*Data to process*:

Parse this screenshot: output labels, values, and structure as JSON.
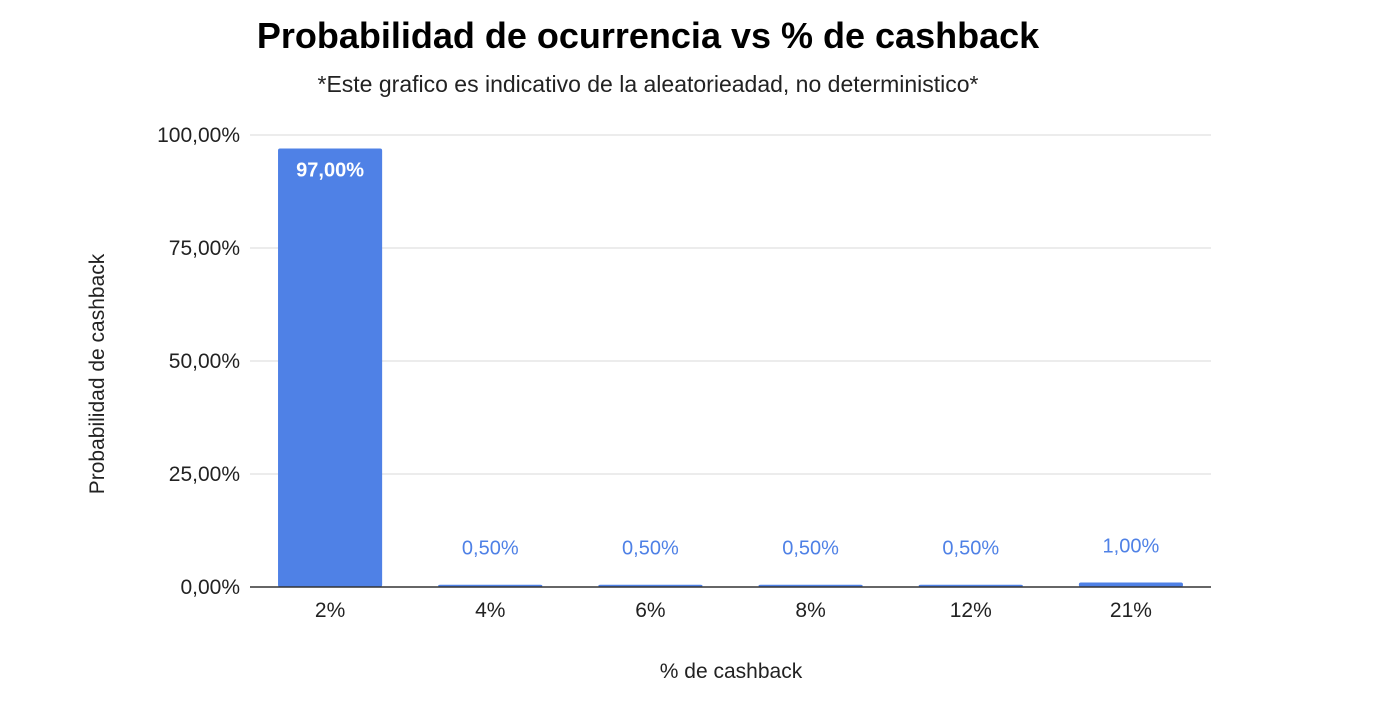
{
  "chart_data": {
    "type": "bar",
    "title": "Probabilidad de ocurrencia vs % de cashback",
    "subtitle": "*Este grafico es indicativo de la aleatorieadad, no deterministico*",
    "xlabel": "% de cashback",
    "ylabel": "Probabilidad de cashback",
    "categories": [
      "2%",
      "4%",
      "6%",
      "8%",
      "12%",
      "21%"
    ],
    "values": [
      97.0,
      0.5,
      0.5,
      0.5,
      0.5,
      1.0
    ],
    "value_labels": [
      "97,00%",
      "0,50%",
      "0,50%",
      "0,50%",
      "0,50%",
      "1,00%"
    ],
    "ylim": [
      0,
      100
    ],
    "yticks": [
      0,
      25,
      50,
      75,
      100
    ],
    "ytick_labels": [
      "0,00%",
      "25,00%",
      "50,00%",
      "75,00%",
      "100,00%"
    ],
    "grid": true,
    "legend": "none",
    "colors": {
      "bar": "#4f81e6",
      "label_outside": "#4f81e6",
      "label_inside": "#ffffff",
      "grid": "#d9d9d9",
      "axis": "#333333"
    }
  }
}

*Given request*: Repeat the listing above exactly, with no pictures.

*Task result*:
Parse this screenshot: output labels, values, and structure as JSON.
{
  "chart_data": {
    "type": "bar",
    "title": "Probabilidad de ocurrencia vs % de cashback",
    "subtitle": "*Este grafico es indicativo de la aleatorieadad, no deterministico*",
    "xlabel": "% de cashback",
    "ylabel": "Probabilidad de cashback",
    "categories": [
      "2%",
      "4%",
      "6%",
      "8%",
      "12%",
      "21%"
    ],
    "values": [
      97.0,
      0.5,
      0.5,
      0.5,
      0.5,
      1.0
    ],
    "value_labels": [
      "97,00%",
      "0,50%",
      "0,50%",
      "0,50%",
      "0,50%",
      "1,00%"
    ],
    "ylim": [
      0,
      100
    ],
    "yticks": [
      0,
      25,
      50,
      75,
      100
    ],
    "ytick_labels": [
      "0,00%",
      "25,00%",
      "50,00%",
      "75,00%",
      "100,00%"
    ],
    "grid": true,
    "legend": "none",
    "colors": {
      "bar": "#4f81e6",
      "label_outside": "#4f81e6",
      "label_inside": "#ffffff",
      "grid": "#d9d9d9",
      "axis": "#333333"
    }
  }
}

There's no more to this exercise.